* [Exercise prompt]
In this exercise, return the whole listing exactly, excluding any images.

* [Listed records]
## begin
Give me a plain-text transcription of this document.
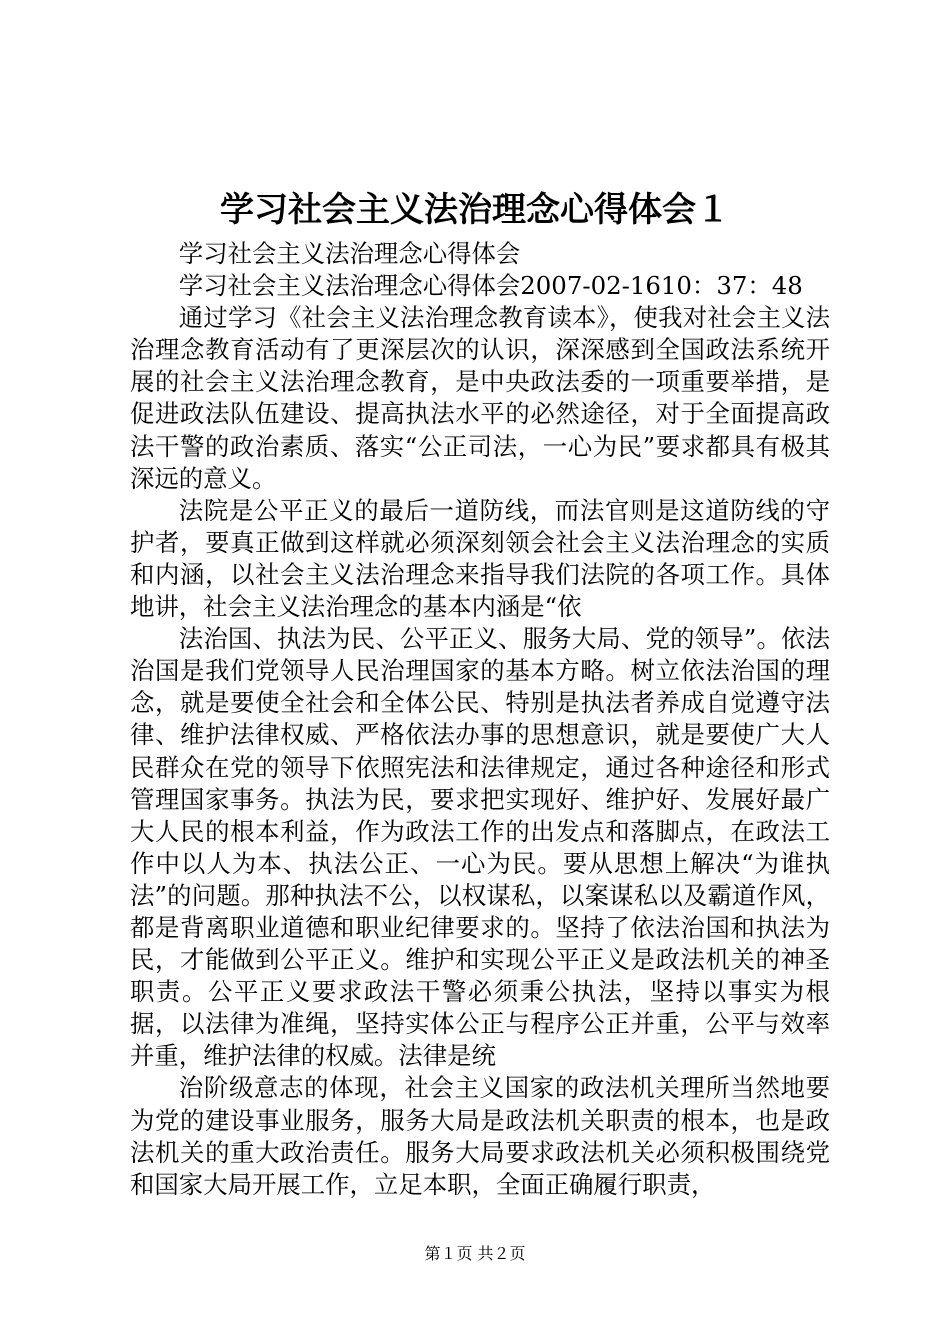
学习社会主义法治理念心得体会１

学习社会主义法治理念心得体会

学习社会主义法治理念心得体会2007-02-1610：37：48

通过学习《社会主义法治理念教育读本》，使我对社会主义法治理念教育活动有了更深层次的认识，深深感到全国政法系统开展的社会主义法治理念教育，是中央政法委的一项重要举措，是促进政法队伍建设、提高执法水平的必然途径，对于全面提高政法干警的政治素质、落实“公正司法，一心为民”要求都具有极其深远的意义。

法院是公平正义的最后一道防线，而法官则是这道防线的守护者，要真正做到这样就必须深刻领会社会主义法治理念的实质和内涵，以社会主义法治理念来指导我们法院的各项工作。具体地讲，社会主义法治理念的基本内涵是“依

法治国、执法为民、公平正义、服务大局、党的领导”。依法治国是我们党领导人民治理国家的基本方略。树立依法治国的理念，就是要使全社会和全体公民、特别是执法者养成自觉遵守法律、维护法律权威、严格依法办事的思想意识，就是要使广大人民群众在党的领导下依照宪法和法律规定，通过各种途径和形式管理国家事务。执法为民，要求把实现好、维护好、发展好最广大人民的根本利益，作为政法工作的出发点和落脚点，在政法工作中以人为本、执法公正、一心为民。要从思想上解决“为谁执法”的问题。那种执法不公，以权谋私，以案谋私以及霸道作风，都是背离职业道德和职业纪律要求的。坚持了依法治国和执法为民，才能做到公平正义。维护和实现公平正义是政法机关的神圣职责。公平正义要求政法干警必须秉公执法，坚持以事实为根据，以法律为准绳，坚持实体公正与程序公正并重，公平与效率并重，维护法律的权威。法律是统

治阶级意志的体现，社会主义国家的政法机关理所当然地要为党的建设事业服务，服务大局是政法机关职责的根本，也是政法机关的重大政治责任。服务大局要求政法机关必须积极围绕党和国家大局开展工作，立足本职，全面正确履行职责，

第１页 共２页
## end
* [Finished exercise]
Give me a plain-text transcription of this document.
学习社会主义法治理念心得体会１

学习社会主义法治理念心得体会

学习社会主义法治理念心得体会2007-02-1610：37：48

通过学习《社会主义法治理念教育读本》，使我对社会主义法治理念教育活动有了更深层次的认识，深深感到全国政法系统开展的社会主义法治理念教育，是中央政法委的一项重要举措，是促进政法队伍建设、提高执法水平的必然途径，对于全面提高政法干警的政治素质、落实“公正司法，一心为民”要求都具有极其深远的意义。

法院是公平正义的最后一道防线，而法官则是这道防线的守护者，要真正做到这样就必须深刻领会社会主义法治理念的实质和内涵，以社会主义法治理念来指导我们法院的各项工作。具体地讲，社会主义法治理念的基本内涵是“依

法治国、执法为民、公平正义、服务大局、党的领导”。依法治国是我们党领导人民治理国家的基本方略。树立依法治国的理念，就是要使全社会和全体公民、特别是执法者养成自觉遵守法律、维护法律权威、严格依法办事的思想意识，就是要使广大人民群众在党的领导下依照宪法和法律规定，通过各种途径和形式管理国家事务。执法为民，要求把实现好、维护好、发展好最广大人民的根本利益，作为政法工作的出发点和落脚点，在政法工作中以人为本、执法公正、一心为民。要从思想上解决“为谁执法”的问题。那种执法不公，以权谋私，以案谋私以及霸道作风，都是背离职业道德和职业纪律要求的。坚持了依法治国和执法为民，才能做到公平正义。维护和实现公平正义是政法机关的神圣职责。公平正义要求政法干警必须秉公执法，坚持以事实为根据，以法律为准绳，坚持实体公正与程序公正并重，公平与效率并重，维护法律的权威。法律是统

治阶级意志的体现，社会主义国家的政法机关理所当然地要为党的建设事业服务，服务大局是政法机关职责的根本，也是政法机关的重大政治责任。服务大局要求政法机关必须积极围绕党和国家大局开展工作，立足本职，全面正确履行职责，

第１页 共２页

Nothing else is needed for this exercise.